## start Task material

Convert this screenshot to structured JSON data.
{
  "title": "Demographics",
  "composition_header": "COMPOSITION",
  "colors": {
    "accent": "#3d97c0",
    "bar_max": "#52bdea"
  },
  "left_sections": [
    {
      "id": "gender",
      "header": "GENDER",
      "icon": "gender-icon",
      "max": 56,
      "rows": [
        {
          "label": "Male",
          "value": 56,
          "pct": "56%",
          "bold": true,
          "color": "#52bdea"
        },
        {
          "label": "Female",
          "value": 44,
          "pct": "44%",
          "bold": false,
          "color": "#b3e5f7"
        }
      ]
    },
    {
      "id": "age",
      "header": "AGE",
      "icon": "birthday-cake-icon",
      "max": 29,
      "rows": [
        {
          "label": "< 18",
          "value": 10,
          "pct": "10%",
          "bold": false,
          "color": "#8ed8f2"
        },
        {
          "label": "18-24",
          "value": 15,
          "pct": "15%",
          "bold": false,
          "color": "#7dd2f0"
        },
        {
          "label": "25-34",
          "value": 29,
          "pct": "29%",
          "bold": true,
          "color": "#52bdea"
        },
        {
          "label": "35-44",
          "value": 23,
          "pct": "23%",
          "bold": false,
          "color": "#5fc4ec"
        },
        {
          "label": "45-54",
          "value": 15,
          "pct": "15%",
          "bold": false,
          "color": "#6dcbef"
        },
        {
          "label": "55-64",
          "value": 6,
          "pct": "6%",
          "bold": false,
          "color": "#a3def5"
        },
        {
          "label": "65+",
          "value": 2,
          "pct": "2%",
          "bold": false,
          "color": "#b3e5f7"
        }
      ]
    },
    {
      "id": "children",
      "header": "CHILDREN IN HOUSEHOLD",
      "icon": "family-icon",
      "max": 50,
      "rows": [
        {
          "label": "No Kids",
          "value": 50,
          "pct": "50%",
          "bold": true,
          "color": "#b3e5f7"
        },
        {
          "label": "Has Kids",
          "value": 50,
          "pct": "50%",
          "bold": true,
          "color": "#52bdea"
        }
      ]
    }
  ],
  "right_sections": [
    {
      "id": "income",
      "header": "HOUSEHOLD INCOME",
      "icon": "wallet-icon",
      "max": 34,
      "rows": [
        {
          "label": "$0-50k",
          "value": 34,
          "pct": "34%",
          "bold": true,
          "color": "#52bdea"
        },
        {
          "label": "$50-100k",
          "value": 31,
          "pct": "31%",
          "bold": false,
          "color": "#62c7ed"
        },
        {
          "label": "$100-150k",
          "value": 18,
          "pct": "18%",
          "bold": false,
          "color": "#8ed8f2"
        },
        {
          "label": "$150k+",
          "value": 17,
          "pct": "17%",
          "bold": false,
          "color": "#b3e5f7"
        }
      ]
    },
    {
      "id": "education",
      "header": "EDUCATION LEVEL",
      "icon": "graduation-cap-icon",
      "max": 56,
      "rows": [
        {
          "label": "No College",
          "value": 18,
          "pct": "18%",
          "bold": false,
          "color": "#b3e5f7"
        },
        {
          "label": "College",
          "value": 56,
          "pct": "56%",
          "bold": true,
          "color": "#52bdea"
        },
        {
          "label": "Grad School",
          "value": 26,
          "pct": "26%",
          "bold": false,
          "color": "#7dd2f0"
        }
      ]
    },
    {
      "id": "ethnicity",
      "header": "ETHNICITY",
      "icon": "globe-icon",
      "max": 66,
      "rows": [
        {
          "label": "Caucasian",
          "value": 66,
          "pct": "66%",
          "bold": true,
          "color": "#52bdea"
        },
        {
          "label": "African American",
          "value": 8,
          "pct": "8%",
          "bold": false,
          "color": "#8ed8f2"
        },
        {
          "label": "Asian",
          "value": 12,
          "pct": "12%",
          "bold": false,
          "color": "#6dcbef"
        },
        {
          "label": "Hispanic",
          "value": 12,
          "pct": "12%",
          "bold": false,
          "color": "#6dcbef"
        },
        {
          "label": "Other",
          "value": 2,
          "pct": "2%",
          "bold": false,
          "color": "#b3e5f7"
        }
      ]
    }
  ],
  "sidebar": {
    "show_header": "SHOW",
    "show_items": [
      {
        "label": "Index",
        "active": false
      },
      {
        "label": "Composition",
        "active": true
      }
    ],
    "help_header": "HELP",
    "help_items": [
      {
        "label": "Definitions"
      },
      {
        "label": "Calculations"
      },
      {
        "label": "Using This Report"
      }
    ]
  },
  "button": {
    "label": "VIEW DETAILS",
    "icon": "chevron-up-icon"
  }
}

## end Task material

= Prompt =
Go through the entries and repeat each one exactly.

= Solution to this exercise =
Convert this screenshot to structured JSON data.
{
  "title": "Demographics",
  "composition_header": "COMPOSITION",
  "colors": {
    "accent": "#3d97c0",
    "bar_max": "#52bdea"
  },
  "left_sections": [
    {
      "id": "gender",
      "header": "GENDER",
      "icon": "gender-icon",
      "max": 56,
      "rows": [
        {
          "label": "Male",
          "value": 56,
          "pct": "56%",
          "bold": true,
          "color": "#52bdea"
        },
        {
          "label": "Female",
          "value": 44,
          "pct": "44%",
          "bold": false,
          "color": "#b3e5f7"
        }
      ]
    },
    {
      "id": "age",
      "header": "AGE",
      "icon": "birthday-cake-icon",
      "max": 29,
      "rows": [
        {
          "label": "< 18",
          "value": 10,
          "pct": "10%",
          "bold": false,
          "color": "#8ed8f2"
        },
        {
          "label": "18-24",
          "value": 15,
          "pct": "15%",
          "bold": false,
          "color": "#7dd2f0"
        },
        {
          "label": "25-34",
          "value": 29,
          "pct": "29%",
          "bold": true,
          "color": "#52bdea"
        },
        {
          "label": "35-44",
          "value": 23,
          "pct": "23%",
          "bold": false,
          "color": "#5fc4ec"
        },
        {
          "label": "45-54",
          "value": 15,
          "pct": "15%",
          "bold": false,
          "color": "#6dcbef"
        },
        {
          "label": "55-64",
          "value": 6,
          "pct": "6%",
          "bold": false,
          "color": "#a3def5"
        },
        {
          "label": "65+",
          "value": 2,
          "pct": "2%",
          "bold": false,
          "color": "#b3e5f7"
        }
      ]
    },
    {
      "id": "children",
      "header": "CHILDREN IN HOUSEHOLD",
      "icon": "family-icon",
      "max": 50,
      "rows": [
        {
          "label": "No Kids",
          "value": 50,
          "pct": "50%",
          "bold": true,
          "color": "#b3e5f7"
        },
        {
          "label": "Has Kids",
          "value": 50,
          "pct": "50%",
          "bold": true,
          "color": "#52bdea"
        }
      ]
    }
  ],
  "right_sections": [
    {
      "id": "income",
      "header": "HOUSEHOLD INCOME",
      "icon": "wallet-icon",
      "max": 34,
      "rows": [
        {
          "label": "$0-50k",
          "value": 34,
          "pct": "34%",
          "bold": true,
          "color": "#52bdea"
        },
        {
          "label": "$50-100k",
          "value": 31,
          "pct": "31%",
          "bold": false,
          "color": "#62c7ed"
        },
        {
          "label": "$100-150k",
          "value": 18,
          "pct": "18%",
          "bold": false,
          "color": "#8ed8f2"
        },
        {
          "label": "$150k+",
          "value": 17,
          "pct": "17%",
          "bold": false,
          "color": "#b3e5f7"
        }
      ]
    },
    {
      "id": "education",
      "header": "EDUCATION LEVEL",
      "icon": "graduation-cap-icon",
      "max": 56,
      "rows": [
        {
          "label": "No College",
          "value": 18,
          "pct": "18%",
          "bold": false,
          "color": "#b3e5f7"
        },
        {
          "label": "College",
          "value": 56,
          "pct": "56%",
          "bold": true,
          "color": "#52bdea"
        },
        {
          "label": "Grad School",
          "value": 26,
          "pct": "26%",
          "bold": false,
          "color": "#7dd2f0"
        }
      ]
    },
    {
      "id": "ethnicity",
      "header": "ETHNICITY",
      "icon": "globe-icon",
      "max": 66,
      "rows": [
        {
          "label": "Caucasian",
          "value": 66,
          "pct": "66%",
          "bold": true,
          "color": "#52bdea"
        },
        {
          "label": "African American",
          "value": 8,
          "pct": "8%",
          "bold": false,
          "color": "#8ed8f2"
        },
        {
          "label": "Asian",
          "value": 12,
          "pct": "12%",
          "bold": false,
          "color": "#6dcbef"
        },
        {
          "label": "Hispanic",
          "value": 12,
          "pct": "12%",
          "bold": false,
          "color": "#6dcbef"
        },
        {
          "label": "Other",
          "value": 2,
          "pct": "2%",
          "bold": false,
          "color": "#b3e5f7"
        }
      ]
    }
  ],
  "sidebar": {
    "show_header": "SHOW",
    "show_items": [
      {
        "label": "Index",
        "active": false
      },
      {
        "label": "Composition",
        "active": true
      }
    ],
    "help_header": "HELP",
    "help_items": [
      {
        "label": "Definitions"
      },
      {
        "label": "Calculations"
      },
      {
        "label": "Using This Report"
      }
    ]
  },
  "button": {
    "label": "VIEW DETAILS",
    "icon": "chevron-up-icon"
  }
}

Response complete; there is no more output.